> [TRECHO FORNECIDO]:
══════════════════════════════

BRASÍLIA - O governo de Luiz Inácio Lula da Silva (PT) afirmou nesta terça-feira (6) que o ditador deposto da Venezuela, Nicolás Maduro, foi sequestrado na operação militar dos Estados Unidos do sábado (3).
O termo foi usado pelo representante do Brasil na OEA (Organização dos Estados Americanos), Benoni Belli, durante reunião do conselho permanente da entidade, em Washington.
"O momento atual é grave e evoca tempos que considerávamos ultrapassados, mas que voltam a assolar a América Latina e o Caribe. Os bombardeios no território da Venezuela e o sequestro do seu presidente ultrapassam uma linha inaceitável. Esses atos representam uma afronta gravíssima à soberania da Venezuela e ameaçam a comunidade internacional com um precedente extremamente perigoso", disse Belli.
Trata-se da primeira vez que uma autoridade do governo Lula usa publicamente o termo sequestro para se referir à remoção forçada de Maduro de Caracas – o ditador foi levado a Nova York para responder à acusação de narcotráfico.

══════════════════════════════

Dê sequência à notícia sobre a posição do governo Lula diante da captura de Maduro, começando logo após a última frase apresentada. Os dados que vêm depois são um material à parte, sem ligação com a notícia.

> [DADOS]:
══════════════════════════════

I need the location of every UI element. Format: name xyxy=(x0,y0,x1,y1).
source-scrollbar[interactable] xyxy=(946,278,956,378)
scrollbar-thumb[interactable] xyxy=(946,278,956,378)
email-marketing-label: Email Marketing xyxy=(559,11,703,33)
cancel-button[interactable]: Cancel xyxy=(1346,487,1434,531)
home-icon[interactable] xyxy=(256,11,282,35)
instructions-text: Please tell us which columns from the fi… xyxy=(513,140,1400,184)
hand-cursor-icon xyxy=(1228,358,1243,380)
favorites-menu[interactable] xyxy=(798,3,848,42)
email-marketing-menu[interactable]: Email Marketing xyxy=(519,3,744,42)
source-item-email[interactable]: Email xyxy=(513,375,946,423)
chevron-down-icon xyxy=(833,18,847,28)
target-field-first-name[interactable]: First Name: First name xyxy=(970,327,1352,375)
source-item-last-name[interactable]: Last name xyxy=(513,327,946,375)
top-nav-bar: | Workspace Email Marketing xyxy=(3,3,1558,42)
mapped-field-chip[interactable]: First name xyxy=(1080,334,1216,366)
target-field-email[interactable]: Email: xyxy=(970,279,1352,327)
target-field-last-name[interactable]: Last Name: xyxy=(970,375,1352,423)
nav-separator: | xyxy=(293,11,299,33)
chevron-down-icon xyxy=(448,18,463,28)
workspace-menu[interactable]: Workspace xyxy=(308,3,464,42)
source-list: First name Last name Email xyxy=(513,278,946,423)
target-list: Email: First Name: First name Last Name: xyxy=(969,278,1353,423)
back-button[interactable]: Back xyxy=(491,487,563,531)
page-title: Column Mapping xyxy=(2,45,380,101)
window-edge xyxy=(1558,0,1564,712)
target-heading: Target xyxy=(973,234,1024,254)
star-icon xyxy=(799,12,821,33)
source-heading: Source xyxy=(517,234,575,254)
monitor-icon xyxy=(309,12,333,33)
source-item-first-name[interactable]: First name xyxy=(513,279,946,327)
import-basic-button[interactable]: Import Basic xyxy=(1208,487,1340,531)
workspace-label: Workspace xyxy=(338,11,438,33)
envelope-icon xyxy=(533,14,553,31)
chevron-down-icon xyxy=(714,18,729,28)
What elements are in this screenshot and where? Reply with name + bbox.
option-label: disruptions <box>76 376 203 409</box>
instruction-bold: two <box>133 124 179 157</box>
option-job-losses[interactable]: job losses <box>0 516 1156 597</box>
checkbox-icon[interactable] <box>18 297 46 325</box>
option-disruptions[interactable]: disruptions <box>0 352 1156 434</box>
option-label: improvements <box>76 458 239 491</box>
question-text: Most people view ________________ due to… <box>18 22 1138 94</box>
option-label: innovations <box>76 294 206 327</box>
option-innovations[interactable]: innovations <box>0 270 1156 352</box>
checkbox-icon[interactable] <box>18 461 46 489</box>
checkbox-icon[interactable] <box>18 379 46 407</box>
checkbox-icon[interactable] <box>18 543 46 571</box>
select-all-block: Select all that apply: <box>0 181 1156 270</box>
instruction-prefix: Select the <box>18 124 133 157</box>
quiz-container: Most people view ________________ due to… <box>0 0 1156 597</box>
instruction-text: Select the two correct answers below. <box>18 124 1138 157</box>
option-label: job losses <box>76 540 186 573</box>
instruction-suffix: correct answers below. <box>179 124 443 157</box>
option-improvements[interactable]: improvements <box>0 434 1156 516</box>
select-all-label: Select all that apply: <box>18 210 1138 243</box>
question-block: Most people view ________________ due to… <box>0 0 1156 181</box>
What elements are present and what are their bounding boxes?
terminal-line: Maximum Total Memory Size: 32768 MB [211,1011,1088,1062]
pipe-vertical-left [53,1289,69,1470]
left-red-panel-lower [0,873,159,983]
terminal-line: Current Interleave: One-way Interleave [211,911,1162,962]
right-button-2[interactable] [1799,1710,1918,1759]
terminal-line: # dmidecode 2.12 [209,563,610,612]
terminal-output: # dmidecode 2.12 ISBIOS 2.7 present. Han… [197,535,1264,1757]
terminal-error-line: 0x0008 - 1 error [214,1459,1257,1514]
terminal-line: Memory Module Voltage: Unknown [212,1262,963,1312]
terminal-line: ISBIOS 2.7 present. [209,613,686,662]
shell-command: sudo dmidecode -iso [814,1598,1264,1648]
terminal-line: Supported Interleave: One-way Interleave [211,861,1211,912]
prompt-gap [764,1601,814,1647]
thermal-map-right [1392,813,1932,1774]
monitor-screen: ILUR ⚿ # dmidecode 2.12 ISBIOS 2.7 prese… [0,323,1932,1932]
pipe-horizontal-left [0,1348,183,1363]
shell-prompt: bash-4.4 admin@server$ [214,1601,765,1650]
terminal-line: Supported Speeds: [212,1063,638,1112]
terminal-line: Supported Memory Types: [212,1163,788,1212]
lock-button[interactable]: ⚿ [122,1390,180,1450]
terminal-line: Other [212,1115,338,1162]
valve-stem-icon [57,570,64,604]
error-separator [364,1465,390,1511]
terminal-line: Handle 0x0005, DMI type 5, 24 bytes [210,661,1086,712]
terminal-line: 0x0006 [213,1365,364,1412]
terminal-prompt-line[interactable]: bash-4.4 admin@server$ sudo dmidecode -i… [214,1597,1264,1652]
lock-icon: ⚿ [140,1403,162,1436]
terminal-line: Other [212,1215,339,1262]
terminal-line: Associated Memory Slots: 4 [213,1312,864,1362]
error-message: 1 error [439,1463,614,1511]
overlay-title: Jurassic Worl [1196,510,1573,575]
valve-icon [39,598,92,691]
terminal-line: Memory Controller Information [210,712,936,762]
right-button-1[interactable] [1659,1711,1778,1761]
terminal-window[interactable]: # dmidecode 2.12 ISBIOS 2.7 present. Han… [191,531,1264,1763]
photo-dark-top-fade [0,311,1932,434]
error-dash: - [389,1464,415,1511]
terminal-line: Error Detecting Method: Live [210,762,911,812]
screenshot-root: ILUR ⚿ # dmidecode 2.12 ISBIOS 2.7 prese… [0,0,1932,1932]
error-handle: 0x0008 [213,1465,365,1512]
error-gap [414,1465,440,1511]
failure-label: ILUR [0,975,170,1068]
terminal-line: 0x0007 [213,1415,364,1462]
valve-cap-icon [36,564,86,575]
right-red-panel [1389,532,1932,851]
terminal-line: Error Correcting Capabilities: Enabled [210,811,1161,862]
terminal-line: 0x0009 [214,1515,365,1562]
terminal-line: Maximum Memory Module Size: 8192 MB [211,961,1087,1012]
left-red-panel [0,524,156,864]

══════════════════════════════

> [RESULTADO DO EXERCÍCIO]:
Em sua primeira nota sobre o caso, Lula falou em captura de Maduro.
De acordo com interlocutores no Itamaraty, o ministro Mauro Vieira já havia usado o termo sequestro para se referir à captura de Maduro durante a reunião da OEA, no domingo (4). Esse encontro, no entanto, não oi transmitido.
Nesta terça (6), Belli disse que os fins não podem justificar os meios.
"Esse raciocínio carece de legitimidade e abre a possibilidade de conferir aos mais fortes o direito de definir o que é justo ou injusto, o que é certo ou errado, e de ignorar as soberanias nacionais, ditando as decisões que devem tomar os mais fracos", declarou.